Please transcribe the listing below in full and word for word, without its pictures.

Records that describe figures
----

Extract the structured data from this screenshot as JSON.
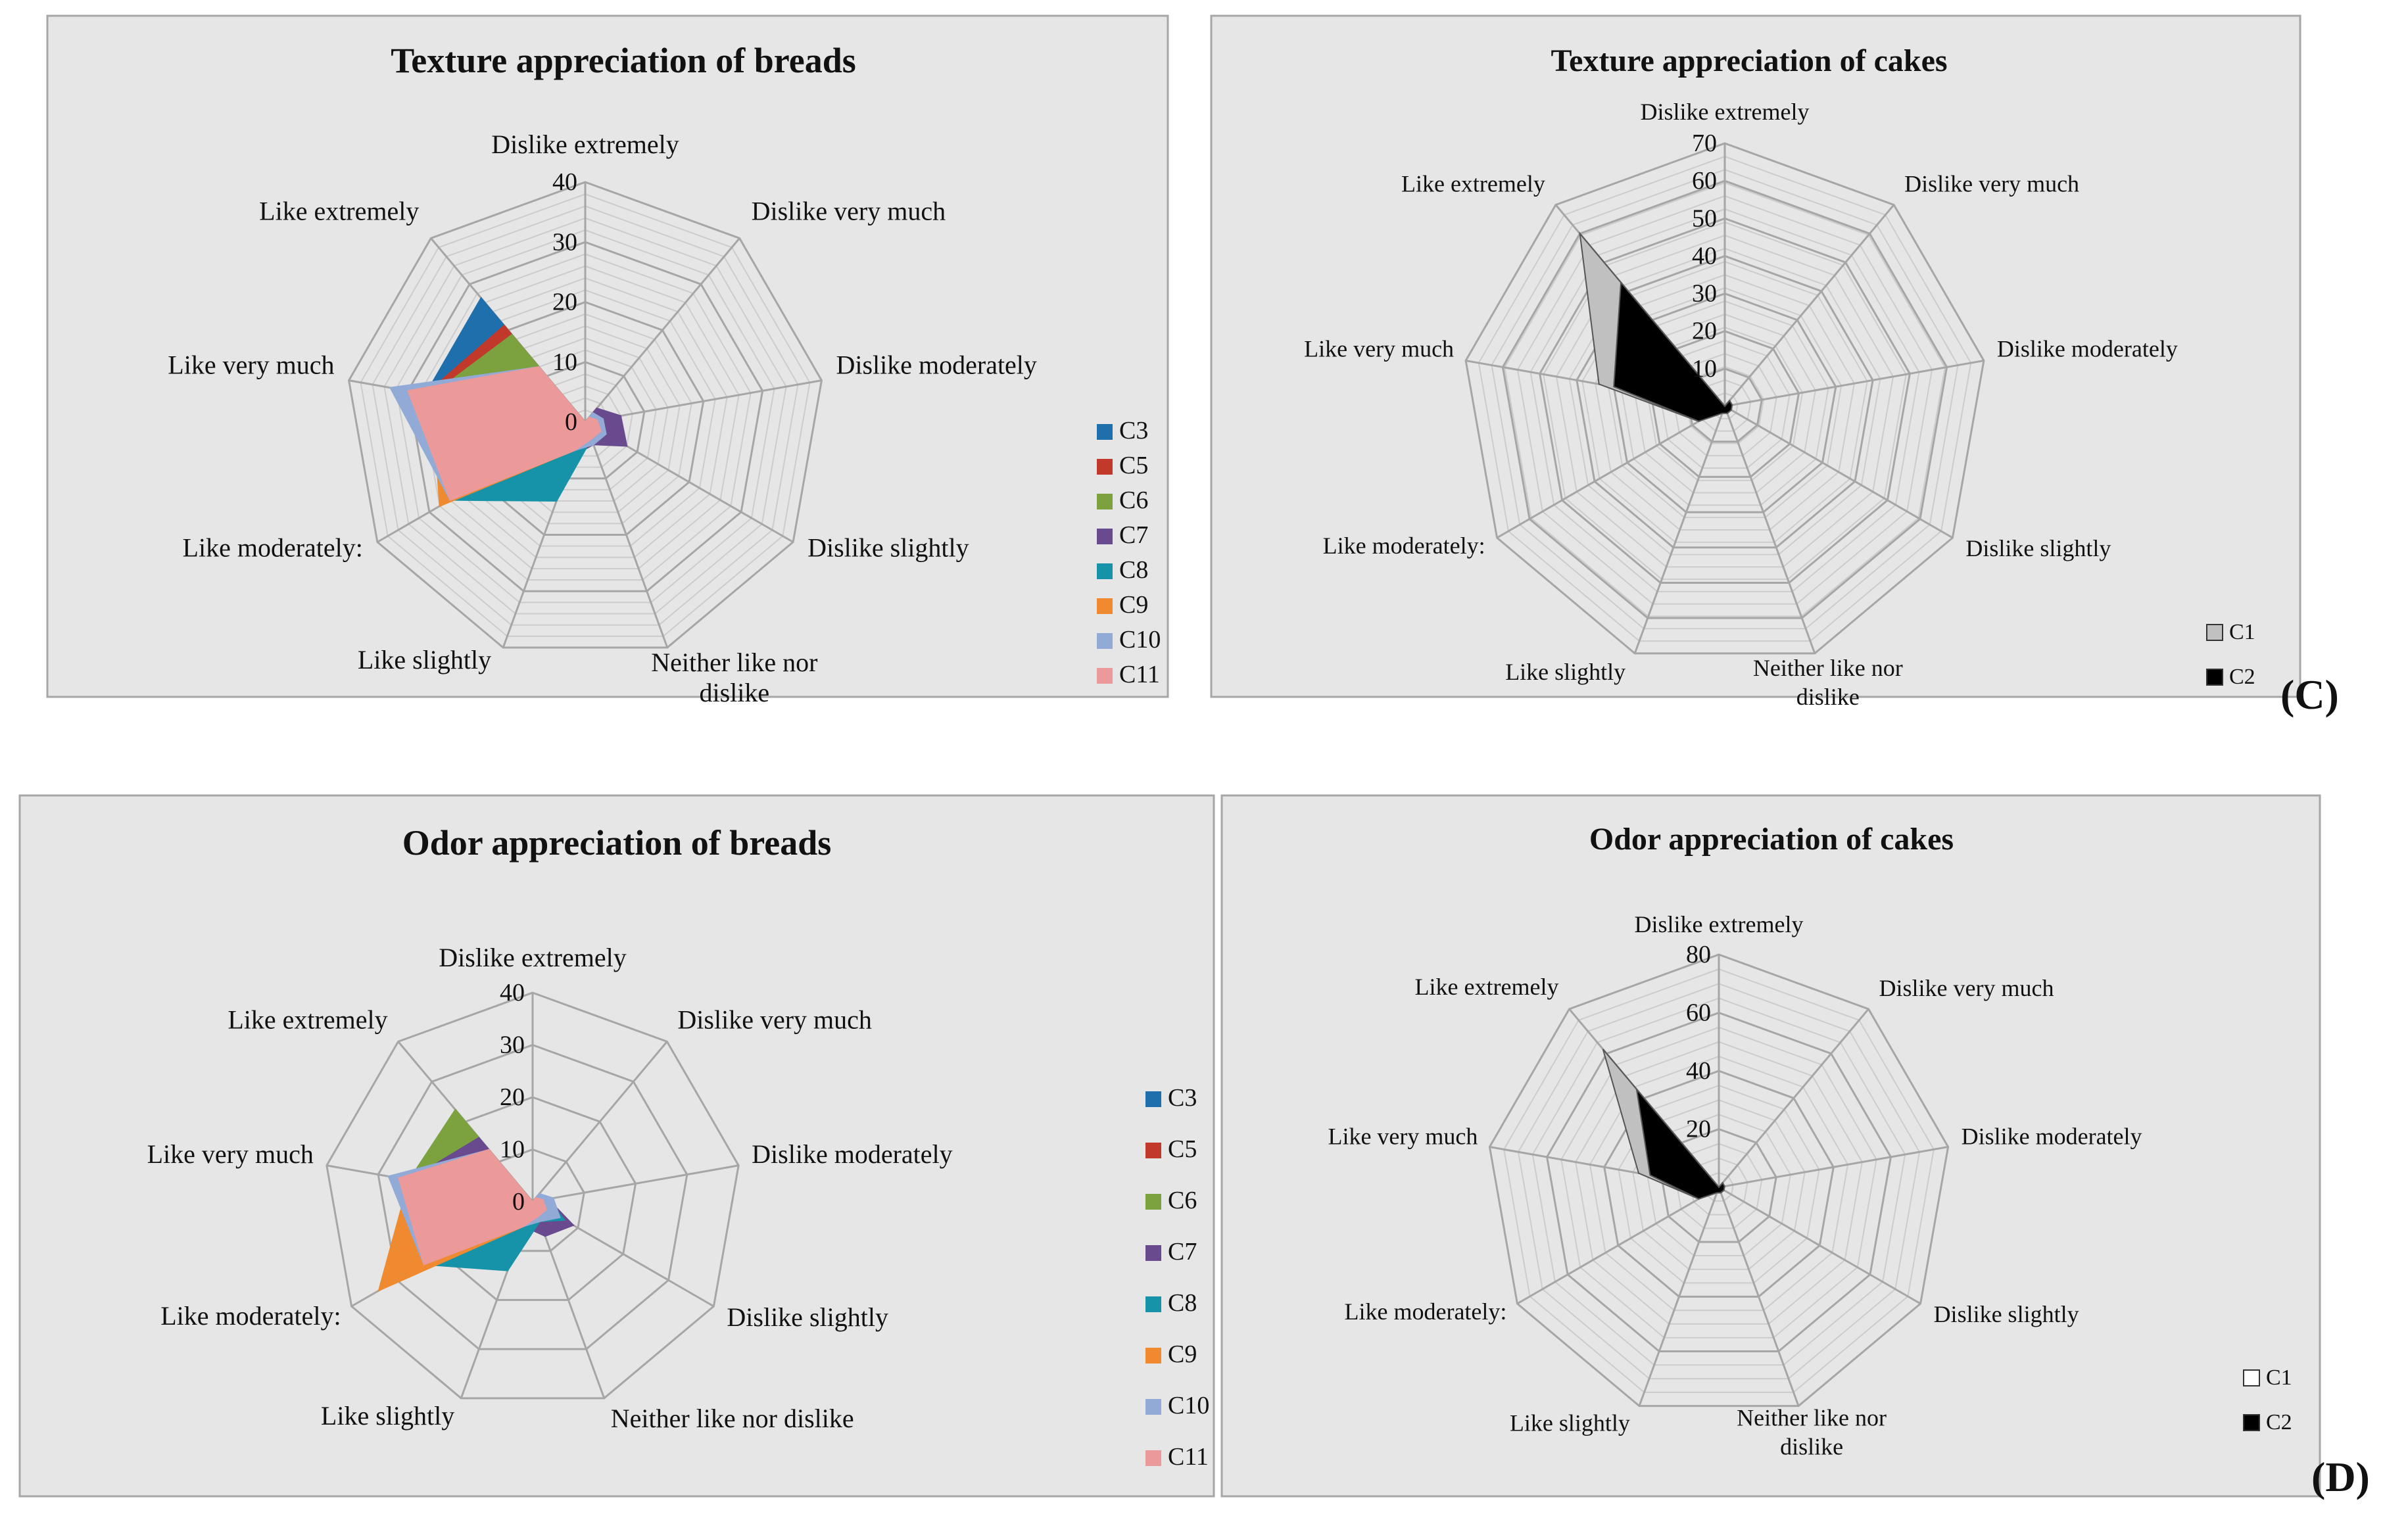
{
  "labels": {
    "panel_c": "(C)",
    "panel_d": "(D)"
  },
  "colors": {
    "panel_bg": "#e6e6e6",
    "panel_border": "#a6a6a6",
    "grid": "#a6a6a6",
    "text": "#111111",
    "C1": "#c0c0c0",
    "C2": "#000000",
    "C3": "#1f6fad",
    "C5": "#c0392b",
    "C6": "#7ba23f",
    "C7": "#6a4a8f",
    "C8": "#1693a8",
    "C9": "#f08a30",
    "C10": "#92aad6",
    "C11": "#eb9999"
  },
  "chart_data": [
    {
      "type": "radar",
      "title": "Texture appreciation of breads",
      "axes": [
        "Dislike extremely",
        "Dislike very much",
        "Dislike moderately",
        "Dislike slightly",
        "Neither like nor dislike",
        "Like slightly",
        "Like moderately:",
        "Like very much",
        "Like extremely"
      ],
      "rmax": 40,
      "tick_labels": [
        "0",
        "10",
        "20",
        "30",
        "40"
      ],
      "tick_values": [
        0,
        10,
        20,
        30,
        40
      ],
      "minor_step": 2,
      "legend_position": "right",
      "series": [
        {
          "name": "C3",
          "values": [
            0,
            2,
            3,
            3,
            3,
            5,
            18,
            27,
            27
          ]
        },
        {
          "name": "C5",
          "values": [
            0,
            1,
            2,
            3,
            3,
            5,
            18,
            27,
            21
          ]
        },
        {
          "name": "C6",
          "values": [
            0,
            1,
            2,
            3,
            3,
            5,
            18,
            26,
            19
          ]
        },
        {
          "name": "C7",
          "values": [
            0,
            3,
            6,
            8,
            4,
            6,
            18,
            26,
            12
          ]
        },
        {
          "name": "C8",
          "values": [
            0,
            1,
            2,
            3,
            3,
            14,
            26,
            26,
            12
          ]
        },
        {
          "name": "C9",
          "values": [
            0,
            1,
            2,
            3,
            3,
            5,
            28,
            26,
            12
          ]
        },
        {
          "name": "C10",
          "values": [
            0,
            2,
            3,
            4,
            4,
            5,
            26,
            33,
            12
          ]
        },
        {
          "name": "C11",
          "values": [
            0,
            1,
            2,
            3,
            3,
            5,
            26,
            30,
            12
          ]
        }
      ]
    },
    {
      "type": "radar",
      "title": "Texture appreciation of cakes",
      "axes": [
        "Dislike extremely",
        "Dislike very much",
        "Dislike moderately",
        "Dislike slightly",
        "Neither like nor dislike",
        "Like slightly",
        "Like moderately:",
        "Like very much",
        "Like extremely"
      ],
      "rmax": 70,
      "tick_labels": [
        "10",
        "20",
        "30",
        "40",
        "50",
        "60",
        "70"
      ],
      "tick_values": [
        10,
        20,
        30,
        40,
        50,
        60,
        70
      ],
      "minor_step": 3.5,
      "legend_position": "bottom-right",
      "series": [
        {
          "name": "C1",
          "values": [
            0,
            1,
            1,
            1,
            1,
            1,
            8,
            34,
            60
          ]
        },
        {
          "name": "C2",
          "values": [
            0,
            2,
            2,
            2,
            2,
            2,
            8,
            30,
            43
          ]
        }
      ]
    },
    {
      "type": "radar",
      "title": "Odor appreciation of breads",
      "axes": [
        "Dislike extremely",
        "Dislike very much",
        "Dislike moderately",
        "Dislike slightly",
        "Neither like nor dislike",
        "Like slightly",
        "Like moderately:",
        "Like very much",
        "Like extremely"
      ],
      "rmax": 40,
      "tick_labels": [
        "0",
        "10",
        "20",
        "30",
        "40"
      ],
      "tick_values": [
        0,
        10,
        20,
        30,
        40
      ],
      "minor_step": 10,
      "legend_position": "right",
      "series": [
        {
          "name": "C3",
          "values": [
            0,
            1,
            2,
            3,
            3,
            5,
            20,
            24,
            13
          ]
        },
        {
          "name": "C5",
          "values": [
            0,
            1,
            2,
            3,
            3,
            5,
            20,
            24,
            13
          ]
        },
        {
          "name": "C6",
          "values": [
            0,
            1,
            2,
            3,
            3,
            5,
            20,
            24,
            23
          ]
        },
        {
          "name": "C7",
          "values": [
            0,
            2,
            3,
            9,
            7,
            5,
            20,
            24,
            16
          ]
        },
        {
          "name": "C8",
          "values": [
            0,
            1,
            3,
            7,
            4,
            14,
            24,
            24,
            13
          ]
        },
        {
          "name": "C9",
          "values": [
            0,
            1,
            2,
            3,
            3,
            5,
            34,
            24,
            13
          ]
        },
        {
          "name": "C10",
          "values": [
            0,
            2,
            4,
            6,
            4,
            5,
            24,
            28,
            13
          ]
        },
        {
          "name": "C11",
          "values": [
            0,
            1,
            2,
            3,
            3,
            5,
            24,
            26,
            13
          ]
        }
      ]
    },
    {
      "type": "radar",
      "title": "Odor appreciation of cakes",
      "axes": [
        "Dislike extremely",
        "Dislike very much",
        "Dislike moderately",
        "Dislike slightly",
        "Neither like nor dislike",
        "Like slightly",
        "Like moderately:",
        "Like very much",
        "Like extremely"
      ],
      "rmax": 80,
      "tick_labels": [
        "20",
        "40",
        "60",
        "80"
      ],
      "tick_values": [
        20,
        40,
        60,
        80
      ],
      "minor_step": 5,
      "legend_position": "bottom-right",
      "series": [
        {
          "name": "C1",
          "values": [
            0,
            2,
            2,
            2,
            2,
            2,
            8,
            28,
            62
          ]
        },
        {
          "name": "C2",
          "values": [
            0,
            2,
            2,
            2,
            2,
            2,
            8,
            24,
            44
          ]
        }
      ]
    }
  ]
}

----

> **EXPECTED OUTPUT**:
Extract the structured data from this screenshot as JSON.
{
  "labels": {
    "panel_c": "(C)",
    "panel_d": "(D)"
  },
  "colors": {
    "panel_bg": "#e6e6e6",
    "panel_border": "#a6a6a6",
    "grid": "#a6a6a6",
    "text": "#111111",
    "C1": "#c0c0c0",
    "C2": "#000000",
    "C3": "#1f6fad",
    "C5": "#c0392b",
    "C6": "#7ba23f",
    "C7": "#6a4a8f",
    "C8": "#1693a8",
    "C9": "#f08a30",
    "C10": "#92aad6",
    "C11": "#eb9999"
  },
  "chart_data": [
    {
      "type": "radar",
      "title": "Texture appreciation of breads",
      "axes": [
        "Dislike extremely",
        "Dislike very much",
        "Dislike moderately",
        "Dislike slightly",
        "Neither like nor dislike",
        "Like slightly",
        "Like moderately:",
        "Like very much",
        "Like extremely"
      ],
      "rmax": 40,
      "tick_labels": [
        "0",
        "10",
        "20",
        "30",
        "40"
      ],
      "tick_values": [
        0,
        10,
        20,
        30,
        40
      ],
      "minor_step": 2,
      "legend_position": "right",
      "series": [
        {
          "name": "C3",
          "values": [
            0,
            2,
            3,
            3,
            3,
            5,
            18,
            27,
            27
          ]
        },
        {
          "name": "C5",
          "values": [
            0,
            1,
            2,
            3,
            3,
            5,
            18,
            27,
            21
          ]
        },
        {
          "name": "C6",
          "values": [
            0,
            1,
            2,
            3,
            3,
            5,
            18,
            26,
            19
          ]
        },
        {
          "name": "C7",
          "values": [
            0,
            3,
            6,
            8,
            4,
            6,
            18,
            26,
            12
          ]
        },
        {
          "name": "C8",
          "values": [
            0,
            1,
            2,
            3,
            3,
            14,
            26,
            26,
            12
          ]
        },
        {
          "name": "C9",
          "values": [
            0,
            1,
            2,
            3,
            3,
            5,
            28,
            26,
            12
          ]
        },
        {
          "name": "C10",
          "values": [
            0,
            2,
            3,
            4,
            4,
            5,
            26,
            33,
            12
          ]
        },
        {
          "name": "C11",
          "values": [
            0,
            1,
            2,
            3,
            3,
            5,
            26,
            30,
            12
          ]
        }
      ]
    },
    {
      "type": "radar",
      "title": "Texture appreciation of cakes",
      "axes": [
        "Dislike extremely",
        "Dislike very much",
        "Dislike moderately",
        "Dislike slightly",
        "Neither like nor dislike",
        "Like slightly",
        "Like moderately:",
        "Like very much",
        "Like extremely"
      ],
      "rmax": 70,
      "tick_labels": [
        "10",
        "20",
        "30",
        "40",
        "50",
        "60",
        "70"
      ],
      "tick_values": [
        10,
        20,
        30,
        40,
        50,
        60,
        70
      ],
      "minor_step": 3.5,
      "legend_position": "bottom-right",
      "series": [
        {
          "name": "C1",
          "values": [
            0,
            1,
            1,
            1,
            1,
            1,
            8,
            34,
            60
          ]
        },
        {
          "name": "C2",
          "values": [
            0,
            2,
            2,
            2,
            2,
            2,
            8,
            30,
            43
          ]
        }
      ]
    },
    {
      "type": "radar",
      "title": "Odor appreciation of breads",
      "axes": [
        "Dislike extremely",
        "Dislike very much",
        "Dislike moderately",
        "Dislike slightly",
        "Neither like nor dislike",
        "Like slightly",
        "Like moderately:",
        "Like very much",
        "Like extremely"
      ],
      "rmax": 40,
      "tick_labels": [
        "0",
        "10",
        "20",
        "30",
        "40"
      ],
      "tick_values": [
        0,
        10,
        20,
        30,
        40
      ],
      "minor_step": 10,
      "legend_position": "right",
      "series": [
        {
          "name": "C3",
          "values": [
            0,
            1,
            2,
            3,
            3,
            5,
            20,
            24,
            13
          ]
        },
        {
          "name": "C5",
          "values": [
            0,
            1,
            2,
            3,
            3,
            5,
            20,
            24,
            13
          ]
        },
        {
          "name": "C6",
          "values": [
            0,
            1,
            2,
            3,
            3,
            5,
            20,
            24,
            23
          ]
        },
        {
          "name": "C7",
          "values": [
            0,
            2,
            3,
            9,
            7,
            5,
            20,
            24,
            16
          ]
        },
        {
          "name": "C8",
          "values": [
            0,
            1,
            3,
            7,
            4,
            14,
            24,
            24,
            13
          ]
        },
        {
          "name": "C9",
          "values": [
            0,
            1,
            2,
            3,
            3,
            5,
            34,
            24,
            13
          ]
        },
        {
          "name": "C10",
          "values": [
            0,
            2,
            4,
            6,
            4,
            5,
            24,
            28,
            13
          ]
        },
        {
          "name": "C11",
          "values": [
            0,
            1,
            2,
            3,
            3,
            5,
            24,
            26,
            13
          ]
        }
      ]
    },
    {
      "type": "radar",
      "title": "Odor appreciation of cakes",
      "axes": [
        "Dislike extremely",
        "Dislike very much",
        "Dislike moderately",
        "Dislike slightly",
        "Neither like nor dislike",
        "Like slightly",
        "Like moderately:",
        "Like very much",
        "Like extremely"
      ],
      "rmax": 80,
      "tick_labels": [
        "20",
        "40",
        "60",
        "80"
      ],
      "tick_values": [
        20,
        40,
        60,
        80
      ],
      "minor_step": 5,
      "legend_position": "bottom-right",
      "series": [
        {
          "name": "C1",
          "values": [
            0,
            2,
            2,
            2,
            2,
            2,
            8,
            28,
            62
          ]
        },
        {
          "name": "C2",
          "values": [
            0,
            2,
            2,
            2,
            2,
            2,
            8,
            24,
            44
          ]
        }
      ]
    }
  ]
}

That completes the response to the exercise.